Please output the entries below from the line that contains "What does this" through the final line, reproduced exactly and alone.

>> Begin RECORDS PROVIDED

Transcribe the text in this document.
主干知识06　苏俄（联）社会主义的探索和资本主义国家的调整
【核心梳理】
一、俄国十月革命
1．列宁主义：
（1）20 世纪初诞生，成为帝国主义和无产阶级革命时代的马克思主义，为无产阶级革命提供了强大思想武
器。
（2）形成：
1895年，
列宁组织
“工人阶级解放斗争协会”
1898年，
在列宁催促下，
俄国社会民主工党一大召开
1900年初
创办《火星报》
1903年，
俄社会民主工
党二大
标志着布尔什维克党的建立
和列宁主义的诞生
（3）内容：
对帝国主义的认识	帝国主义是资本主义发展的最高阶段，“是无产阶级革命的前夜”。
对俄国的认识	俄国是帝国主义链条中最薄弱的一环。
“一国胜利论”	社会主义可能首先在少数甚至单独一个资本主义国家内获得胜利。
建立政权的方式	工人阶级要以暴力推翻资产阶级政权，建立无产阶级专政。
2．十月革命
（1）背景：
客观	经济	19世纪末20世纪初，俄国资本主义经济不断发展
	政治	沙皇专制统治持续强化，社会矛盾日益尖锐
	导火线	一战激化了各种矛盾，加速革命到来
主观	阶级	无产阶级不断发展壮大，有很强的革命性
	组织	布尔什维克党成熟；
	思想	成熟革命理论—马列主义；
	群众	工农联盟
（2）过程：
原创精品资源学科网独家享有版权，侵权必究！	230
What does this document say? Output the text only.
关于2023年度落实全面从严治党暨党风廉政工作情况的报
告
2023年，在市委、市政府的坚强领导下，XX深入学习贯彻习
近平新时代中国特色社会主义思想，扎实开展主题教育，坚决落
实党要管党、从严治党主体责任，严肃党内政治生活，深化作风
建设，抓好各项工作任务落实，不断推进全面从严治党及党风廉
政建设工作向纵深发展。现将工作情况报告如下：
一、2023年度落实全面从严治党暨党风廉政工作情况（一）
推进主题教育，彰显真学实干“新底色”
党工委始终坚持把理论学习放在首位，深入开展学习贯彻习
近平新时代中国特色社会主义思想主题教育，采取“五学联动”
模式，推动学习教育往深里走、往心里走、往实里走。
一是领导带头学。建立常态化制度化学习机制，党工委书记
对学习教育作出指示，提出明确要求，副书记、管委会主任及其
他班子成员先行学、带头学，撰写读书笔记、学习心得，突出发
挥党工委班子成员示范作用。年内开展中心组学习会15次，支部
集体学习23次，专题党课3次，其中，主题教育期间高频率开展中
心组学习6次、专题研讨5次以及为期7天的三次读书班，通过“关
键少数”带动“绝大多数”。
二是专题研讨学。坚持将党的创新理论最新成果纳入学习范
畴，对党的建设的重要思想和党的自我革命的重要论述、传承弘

>> End RECORDS PROVIDED

● **COMPLETE RESPONSE**
What does this document say? Output the text only.
关于2023年度落实全面从严治党暨党风廉政工作情况的报
告
2023年，在市委、市政府的坚强领导下，XX深入学习贯彻习
近平新时代中国特色社会主义思想，扎实开展主题教育，坚决落
实党要管党、从严治党主体责任，严肃党内政治生活，深化作风
建设，抓好各项工作任务落实，不断推进全面从严治党及党风廉
政建设工作向纵深发展。现将工作情况报告如下：
一、2023年度落实全面从严治党暨党风廉政工作情况（一）
推进主题教育，彰显真学实干“新底色”
党工委始终坚持把理论学习放在首位，深入开展学习贯彻习
近平新时代中国特色社会主义思想主题教育，采取“五学联动”
模式，推动学习教育往深里走、往心里走、往实里走。
一是领导带头学。建立常态化制度化学习机制，党工委书记
对学习教育作出指示，提出明确要求，副书记、管委会主任及其
他班子成员先行学、带头学，撰写读书笔记、学习心得，突出发
挥党工委班子成员示范作用。年内开展中心组学习会15次，支部
集体学习23次，专题党课3次，其中，主题教育期间高频率开展中
心组学习6次、专题研讨5次以及为期7天的三次读书班，通过“关
键少数”带动“绝大多数”。
二是专题研讨学。坚持将党的创新理论最新成果纳入学习范
畴，对党的建设的重要思想和党的自我革命的重要论述、传承弘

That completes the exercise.